Anxious to get to the Art Institute before closing time, I passed up the Ronald Reagan Birthplace, 32 miles off the interstate. I needn't have hurried. Tuesday is not only "free day" (though the others are "pay what you can" like the Metropolitan) but "open until 8" day. I wore out my feet and learned that the museum has a lot of good pictures but no Vermeers.
Despite my September interlude in Boston, I was overwhelmed by the big city feel of Chicago after a summer in New Mexico. The scale of the buildings, lakeshore park, lake, and traffic awed me. Every face looked as if it betrayed an interesting story. It was overstimulating, but not quite as nerve-wracking as navigating rush hour Chicago traffic moving bumper to bumper at 65 mph in a minivan with no rear visibility due to overpacking.
The mills of Gary, Indiana ringing the lakeshore just southeast of Chicago looked truly Satanic. I wanted to stop for a picture but couldn't figure out how so I pressed two hundred miles northeast on I-94 into Ann Arbor, Michigan. For the first hour of my trip, I was educated by Studs Terkel interviewing Roger G. Kennedy, the director of the National Parks Service, and author of Hidden Cities, the Discovery and Loss of Ancient North American Civilization. My American history textbooks implied that, although the Aztecs and Incas may have had impressive cultures, that the North American Indians had never been more than nomads thinking about their next deer supper. The truth is apparently that the Ohio river valley in the fourth century A.D. was dotted with cities containing impressive earthworks and hundreds of thousands of people. This was well-known to George Washington and his contemporaries who evinced a genuine scientific interest in these cities if not a respect for the descendants of the city builders. When white Americans were engaged in a systematic program of displacing the Indians, they didn't want to think of them as having been capable of advanced civilization and hence the knowledge was lost to laymen if not to historians. [Jeff and Lori assured me later that if I watched public TV instead of the Simpsons, I'd have learned about this long ago; Anne Marie assured me that if I grew up near some of the big sites, such as Cahokia, Illinois, just across the river from St. Louis, I'd also have known.]
Wednesday, September 28 (my 31st birthday)
Phil Donahue flung cheap shots at famous defense lawyers on the motel breakfast room TV while I munched donuts. Neither Donahue nor his audience approached the wit of one lawyer: "What's the difference between a spermatozoa and a lawyer? The spermatozoa has a 1 in 6 million chance of becoming a human being."

AIM – Can you continue the road-trip journal above, starting right after its last sentence?

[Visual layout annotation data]
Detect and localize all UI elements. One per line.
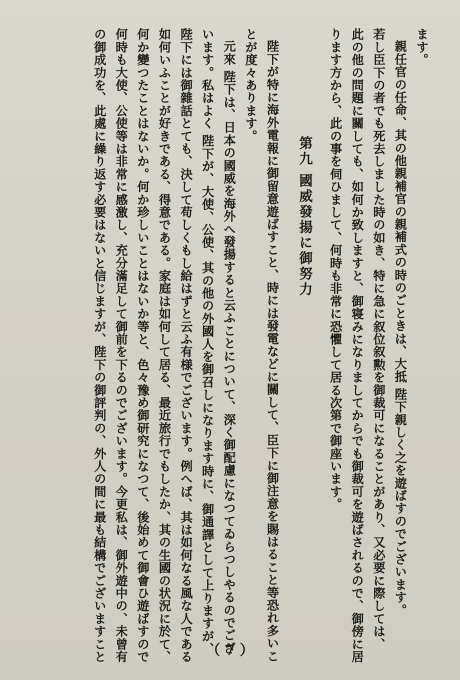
text-line: ます。	[415, 28, 429, 67]
text-line: 何時も大使、公使等は非常に感激し、充分滿足して御前を下るのでございます。今更私は、御外遊中の、未曾有	[114, 28, 129, 663]
text-line: 何か變つたことはないか。何か珍しいことはないか等と、色々豫め御研究になつて、後始めて御會ひ遊ばすので	[135, 28, 150, 663]
vertical-text-body	[22, 28, 432, 663]
text-line: 親任官の任命、其の他親補官の親補式の時のごときは、大抵 陛下親しく之を遊ばすのでございます。	[393, 40, 408, 617]
text-line: 如何いふことが好きである、得意である。家庭は如何して居る、最近旅行でもしたか、其の生國の状況に於て、	[157, 28, 172, 663]
text-line: 元來 陛下は、日本の國威を海外へ發揚すると云ふことについて、深く御配慮になつてゐらつしやるのでござ	[222, 40, 237, 655]
section-heading-block	[282, 28, 324, 618]
text-line: 若し臣下の者でも死去しました時の如き、特に急に叙位叙勲を御裁可になることがあり、又必要に際しては、	[371, 28, 386, 651]
text-line: 陛下には御雜話とても、決して苟しくもし給はずと云ふ有様でございます。例へば、其は如何なる風な人である	[179, 28, 194, 663]
text-line: 此の他の問題に關しても、如何か致しますと、御寝みになりましてからでも御裁可を遊ばされるので、御傍に居	[350, 28, 365, 663]
text-line: います。私はよく 陛下が、大使、公使、其の他の外國人を御召しになります時に、御通譯として上りますが、	[200, 28, 215, 656]
text-line: 陛下が特に海外電報に御留意遊ばすこと、時には發電などに關して、臣下に御注意を賜はること等恐れ多いこ	[265, 40, 280, 663]
text-line: の御成功を、此處に繰り返す必要はないと信じますが、陛下の御評判の、外人の間に最も結構でございますこと	[92, 28, 107, 663]
page-number: （ 7 ）	[206, 643, 254, 659]
text-line: ります方から、此の事を伺ひまして、何時も非常に恐懼して居る次第で御座います。	[328, 28, 343, 511]
section-heading: 第九 國威發揚に御努力	[296, 136, 313, 298]
text-line: とが度々あります。	[243, 28, 258, 143]
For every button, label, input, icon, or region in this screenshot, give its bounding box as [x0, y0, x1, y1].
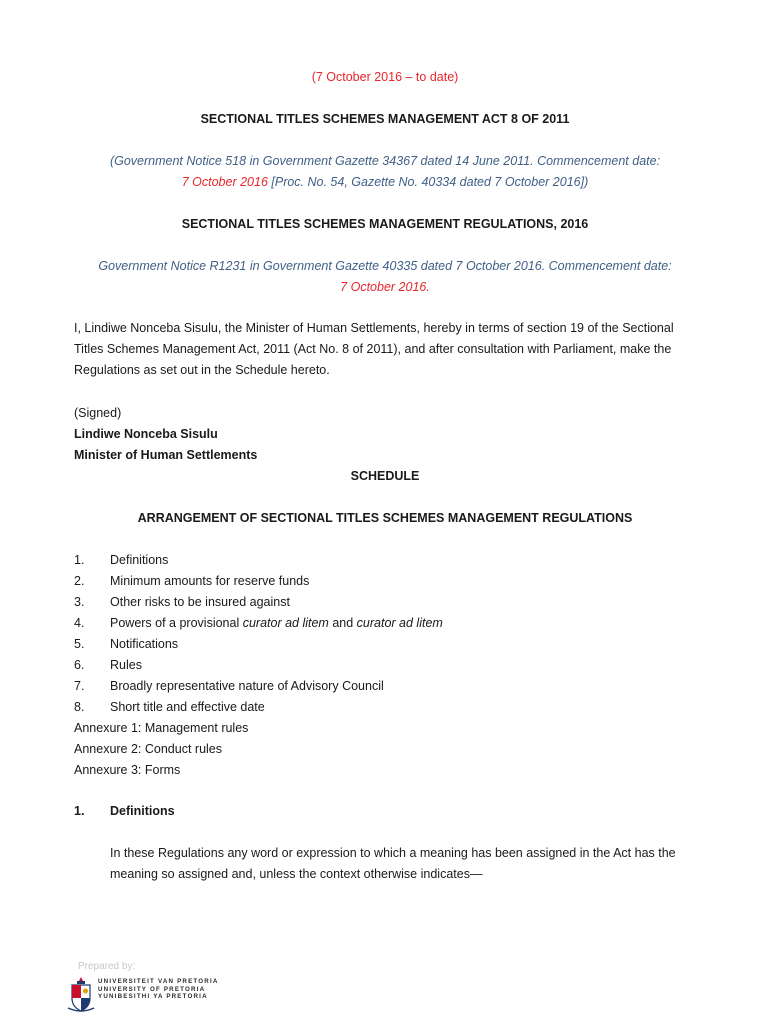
- item-number: 7.: [74, 679, 85, 693]
- item-text-italic: curator ad litem: [242, 616, 329, 630]
- list-item: [74, 636, 714, 657]
- section-number: 1.: [74, 804, 85, 818]
- minister-position: Minister of Human Settlements: [74, 448, 258, 462]
- crest-icon: [66, 974, 96, 1014]
- item-number: 6.: [74, 658, 85, 672]
- section-title: Definitions: [110, 804, 175, 818]
- schedule-heading: SCHEDULE: [350, 469, 420, 483]
- item-number: 8.: [74, 700, 85, 714]
- university-logo: [66, 974, 219, 1014]
- act-notice: [0, 153, 770, 169]
- item-text: and: [328, 616, 357, 630]
- list-item: [74, 615, 714, 636]
- logo-line: UNIVERSITEIT VAN PRETORIA: [98, 978, 219, 985]
- list-item: [74, 552, 714, 573]
- arrangement-list: [74, 552, 714, 783]
- act-commencement: [0, 174, 770, 190]
- section-heading: [74, 803, 175, 819]
- list-item: [74, 594, 714, 615]
- regulations-notice: Government Notice R1231 in Government Gazette 40335 dated 7 October 2016. Commencement date:: [98, 259, 672, 273]
- regulations-commencement: 7 October 2016.: [340, 280, 430, 294]
- item-number: 5.: [74, 637, 85, 651]
- item-text-italic: curator ad litem: [356, 616, 443, 630]
- list-item: [74, 699, 714, 720]
- minister-name: Lindiwe Nonceba Sisulu: [74, 427, 218, 441]
- annexure-item: Annexure 1: Management rules: [74, 721, 249, 735]
- list-item: [74, 678, 714, 699]
- arrangement-heading: ARRANGEMENT OF SECTIONAL TITLES SCHEMES MANAGEMENT REGULATIONS: [137, 511, 633, 525]
- act-notice-text: (Government Notice 518 in Government Gazette 34367 dated 14 June 2011. Commencement date:: [109, 154, 661, 168]
- regulations-title: SECTIONAL TITLES SCHEMES MANAGEMENT REGULATIONS, 2016: [181, 217, 589, 231]
- logo-line: UNIVERSITY OF PRETORIA: [98, 985, 206, 993]
- logo-text: [98, 978, 219, 1001]
- item-text: Definitions: [110, 553, 169, 567]
- item-text: Minimum amounts for reserve funds: [110, 574, 310, 588]
- signed-label: (Signed): [74, 406, 122, 420]
- item-number: 1.: [74, 553, 85, 567]
- act-title: SECTIONAL TITLES SCHEMES MANAGEMENT ACT 8 OF 2011: [200, 112, 570, 126]
- item-text: Broadly representative nature of Advisory Council: [110, 679, 384, 693]
- item-text: Other risks to be insured against: [110, 595, 290, 609]
- item-number: 2.: [74, 574, 85, 588]
- item-text: Rules: [110, 658, 142, 672]
- item-number: 4.: [74, 616, 85, 630]
- item-text: Notifications: [110, 637, 179, 651]
- act-proclamation: [Proc. No. 54, Gazette No. 40334 dated 7 October 2016]): [267, 175, 589, 189]
- prepared-by-label: Prepared by:: [78, 961, 136, 972]
- item-number: 3.: [74, 595, 85, 609]
- intro-paragraph: I, Lindiwe Nonceba Sisulu, the Minister of Human Settlements, hereby in terms of section 19 of the Sectional Titles Schemes Management Act, 2011 (Act No. 8 of 2011), and after consultation with Parliament, make the Regulations as set out in the Schedule hereto.: [74, 321, 674, 377]
- item-text: Short title and effective date: [110, 700, 265, 714]
- annexure-item: Annexure 3: Forms: [74, 763, 181, 777]
- item-text: Powers of a provisional: [110, 616, 243, 630]
- definitions-paragraph: In these Regulations any word or expression to which a meaning has been assigned in the Act has the meaning so assigned and, unless the context otherwise indicates—: [110, 846, 676, 881]
- logo-line: YUNIBESITHI YA PRETORIA: [98, 993, 208, 1001]
- date-range: (7 October 2016 – to date): [311, 70, 459, 84]
- act-commencement-date: 7 October 2016: [181, 175, 268, 189]
- list-item: [74, 657, 714, 678]
- list-item: [74, 573, 714, 594]
- annexure-item: Annexure 2: Conduct rules: [74, 742, 223, 756]
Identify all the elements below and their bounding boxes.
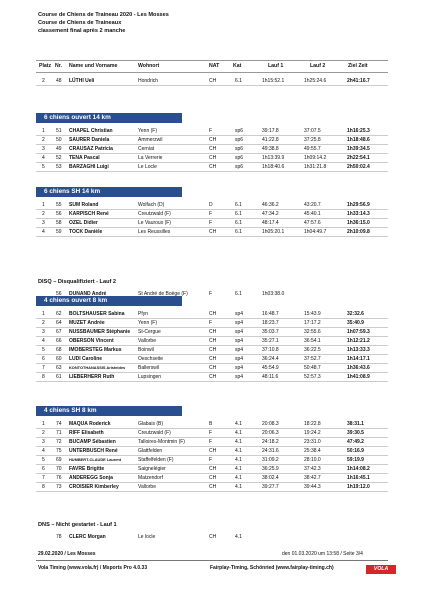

TASK RESPONSE –
University of Michigan has some nice Gothic architecture in addition to the usual state university Bauhaus horrors. I sat for a moment in the supremely comfortable and soul-inspiring student union reading the daily paper. One photo that caught my MIT-trained eye was of the school's new Star Trek club; it was of four attractive women.
After my year of litigation with Ford Motor Company, the city they'd built in Dearborn drew me like a magnet. I skipped Henry Ford's 52-room limestone mansion and the various corporate campuses because I wanted to concentrate on the Henry Ford Museum and Greenfield Village, whose charms allegedly couldn't be fully explored in less than two days.
Henry Ford, who fought a libel suit over whether he said "History is bunk," built a 12-acre replica of Philadelphia's Independence Hall to house his treasured documents of American invention. The museum opened in 1929 and resembles an airplane hanger inside.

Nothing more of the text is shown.